[Data records]

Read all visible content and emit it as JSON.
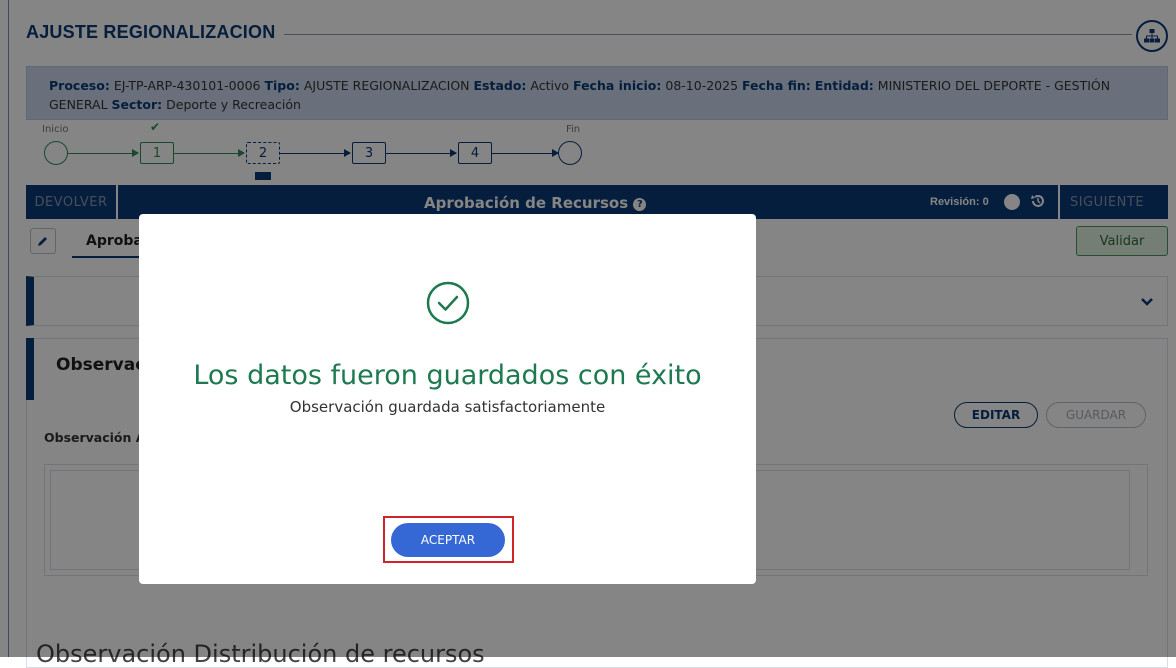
{
  "header": {
    "title": "AJUSTE REGIONALIZACION",
    "org_icon": "sitemap-icon"
  },
  "process_info": {
    "proceso_label": "Proceso:",
    "proceso_value": "EJ-TP-ARP-430101-0006",
    "tipo_label": "Tipo:",
    "tipo_value": "AJUSTE REGIONALIZACION",
    "estado_label": "Estado:",
    "estado_value": "Activo",
    "fecha_inicio_label": "Fecha inicio:",
    "fecha_inicio_value": "08-10-2025",
    "fecha_fin_label": "Fecha fin:",
    "entidad_label": "Entidad:",
    "entidad_value": "MINISTERIO DEL DEPORTE - GESTIÓN GENERAL",
    "sector_label": "Sector:",
    "sector_value": "Deporte y Recreación"
  },
  "stepper": {
    "start_label": "Inicio",
    "end_label": "Fin",
    "steps": [
      "1",
      "2",
      "3",
      "4"
    ],
    "completed_mark": "✔",
    "colors": {
      "done": "#2e8b57",
      "current": "#0b3a75",
      "pending": "#0b3a75"
    }
  },
  "toolbar": {
    "devolver": "DEVOLVER",
    "title": "Aprobación de Recursos",
    "help_icon": "question-circle-icon",
    "revision": "Revisión: 0",
    "siguiente": "SIGUIENTE",
    "bg_color": "#0b3a75"
  },
  "tabs": {
    "edit_icon": "pencil-icon",
    "active_tab": "Aproba"
  },
  "validar_label": "Validar",
  "observations": {
    "title": "Observac",
    "field_label": "Observación A",
    "edit_label": "EDITAR",
    "save_label": "GUARDAR",
    "bottom_heading": "Observación Distribución de recursos"
  },
  "modal": {
    "icon": "check-circle-icon",
    "title": "Los datos fueron guardados con éxito",
    "message": "Observación guardada satisfactoriamente",
    "accept_label": "ACEPTAR",
    "title_color": "#1d7a50",
    "button_color": "#3568d4",
    "highlight_color": "#d0242b"
  }
}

_REQUEST_
Quote the records above exactly, leaving out any pictures.

_COMPLETE OUTPUT_
Read all visible content and emit it as JSON.
{
  "header": {
    "title": "AJUSTE REGIONALIZACION",
    "org_icon": "sitemap-icon"
  },
  "process_info": {
    "proceso_label": "Proceso:",
    "proceso_value": "EJ-TP-ARP-430101-0006",
    "tipo_label": "Tipo:",
    "tipo_value": "AJUSTE REGIONALIZACION",
    "estado_label": "Estado:",
    "estado_value": "Activo",
    "fecha_inicio_label": "Fecha inicio:",
    "fecha_inicio_value": "08-10-2025",
    "fecha_fin_label": "Fecha fin:",
    "entidad_label": "Entidad:",
    "entidad_value": "MINISTERIO DEL DEPORTE - GESTIÓN GENERAL",
    "sector_label": "Sector:",
    "sector_value": "Deporte y Recreación"
  },
  "stepper": {
    "start_label": "Inicio",
    "end_label": "Fin",
    "steps": [
      "1",
      "2",
      "3",
      "4"
    ],
    "completed_mark": "✔",
    "colors": {
      "done": "#2e8b57",
      "current": "#0b3a75",
      "pending": "#0b3a75"
    }
  },
  "toolbar": {
    "devolver": "DEVOLVER",
    "title": "Aprobación de Recursos",
    "help_icon": "question-circle-icon",
    "revision": "Revisión: 0",
    "siguiente": "SIGUIENTE",
    "bg_color": "#0b3a75"
  },
  "tabs": {
    "edit_icon": "pencil-icon",
    "active_tab": "Aproba"
  },
  "validar_label": "Validar",
  "observations": {
    "title": "Observac",
    "field_label": "Observación A",
    "edit_label": "EDITAR",
    "save_label": "GUARDAR",
    "bottom_heading": "Observación Distribución de recursos"
  },
  "modal": {
    "icon": "check-circle-icon",
    "title": "Los datos fueron guardados con éxito",
    "message": "Observación guardada satisfactoriamente",
    "accept_label": "ACEPTAR",
    "title_color": "#1d7a50",
    "button_color": "#3568d4",
    "highlight_color": "#d0242b"
  }
}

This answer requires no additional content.